(Excerpt from a dataset)
────────

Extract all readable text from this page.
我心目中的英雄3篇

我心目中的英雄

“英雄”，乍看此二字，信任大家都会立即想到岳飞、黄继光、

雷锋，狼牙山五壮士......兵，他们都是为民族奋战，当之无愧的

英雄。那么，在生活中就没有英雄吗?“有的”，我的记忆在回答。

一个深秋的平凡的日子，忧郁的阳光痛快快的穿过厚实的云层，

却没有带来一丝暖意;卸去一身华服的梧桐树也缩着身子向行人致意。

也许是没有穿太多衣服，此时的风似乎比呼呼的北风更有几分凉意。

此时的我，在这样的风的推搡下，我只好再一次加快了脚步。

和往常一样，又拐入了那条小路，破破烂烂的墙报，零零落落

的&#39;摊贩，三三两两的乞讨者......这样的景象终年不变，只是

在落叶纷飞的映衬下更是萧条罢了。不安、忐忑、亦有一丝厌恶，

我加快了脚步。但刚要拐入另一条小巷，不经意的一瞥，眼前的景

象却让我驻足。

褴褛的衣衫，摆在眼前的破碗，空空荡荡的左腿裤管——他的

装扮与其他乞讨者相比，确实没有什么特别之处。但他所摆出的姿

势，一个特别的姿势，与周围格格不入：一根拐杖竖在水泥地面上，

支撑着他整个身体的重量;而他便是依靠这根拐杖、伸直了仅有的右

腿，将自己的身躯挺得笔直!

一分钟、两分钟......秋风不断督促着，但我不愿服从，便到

────────

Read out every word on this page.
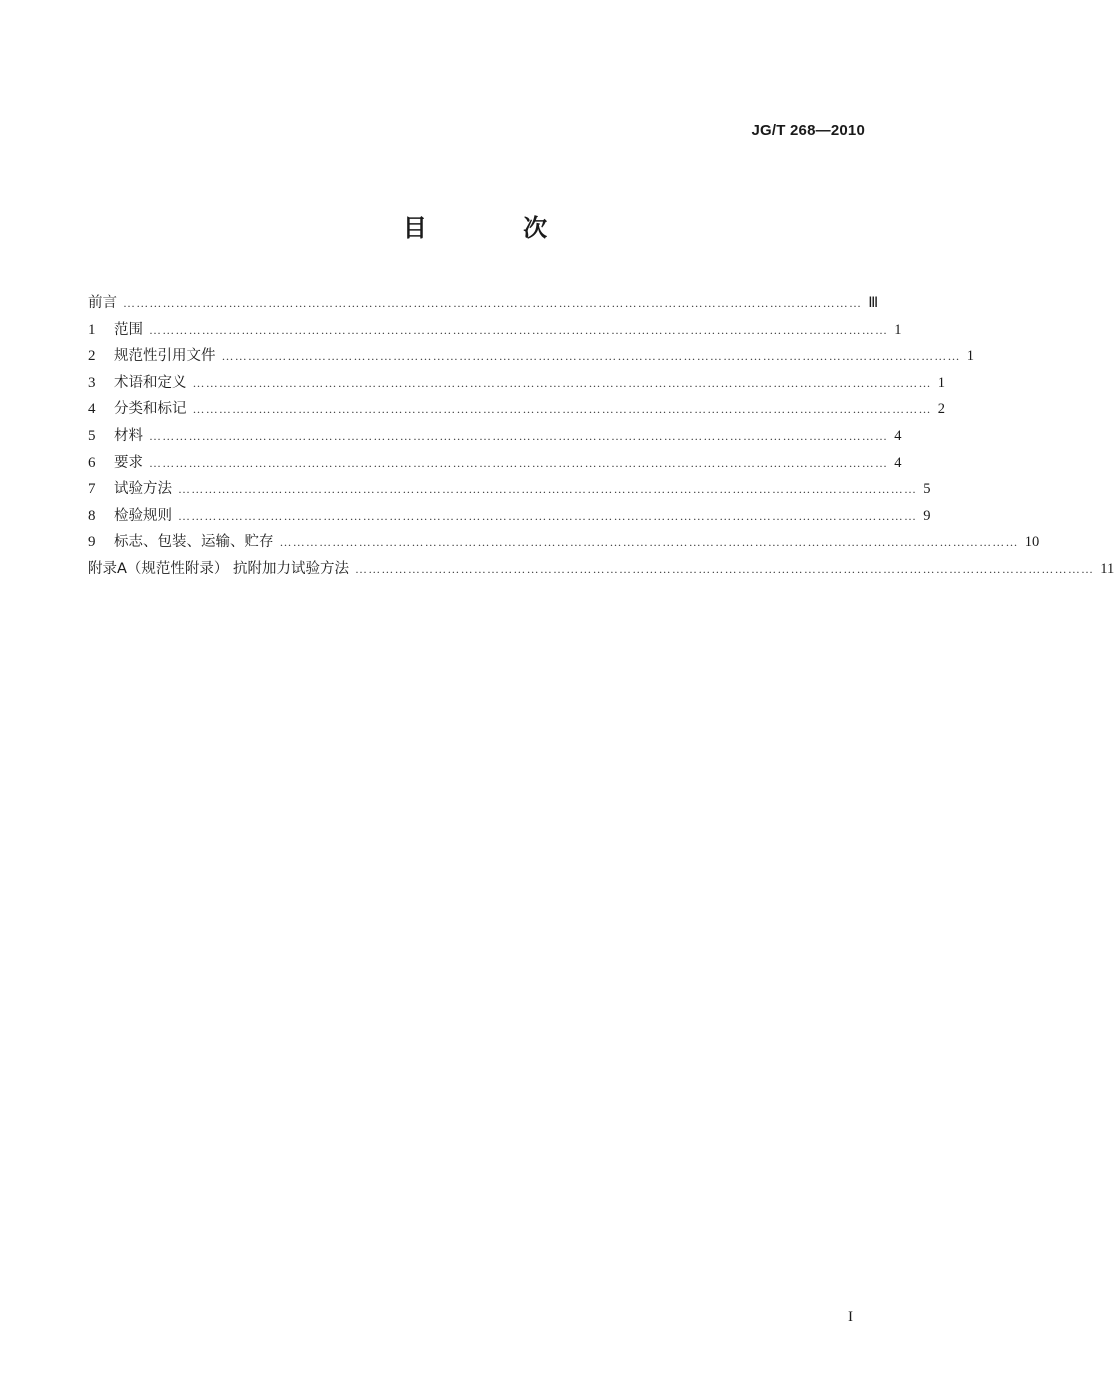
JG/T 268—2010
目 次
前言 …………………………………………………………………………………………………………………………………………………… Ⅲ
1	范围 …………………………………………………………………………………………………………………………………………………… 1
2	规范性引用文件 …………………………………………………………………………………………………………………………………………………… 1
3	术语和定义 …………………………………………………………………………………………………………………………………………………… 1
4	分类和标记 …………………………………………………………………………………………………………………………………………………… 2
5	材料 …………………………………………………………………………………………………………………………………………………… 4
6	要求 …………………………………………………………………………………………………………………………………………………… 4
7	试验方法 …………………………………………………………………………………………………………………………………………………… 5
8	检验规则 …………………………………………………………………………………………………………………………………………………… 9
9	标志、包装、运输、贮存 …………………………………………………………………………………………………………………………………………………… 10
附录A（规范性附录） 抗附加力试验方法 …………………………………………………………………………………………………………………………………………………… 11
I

────────

◆ The exercise
Locate the word "page" in the data above. Copy every line carrying it.

◆ Final result
Extract all readable text from this page.
Read out every word on this page.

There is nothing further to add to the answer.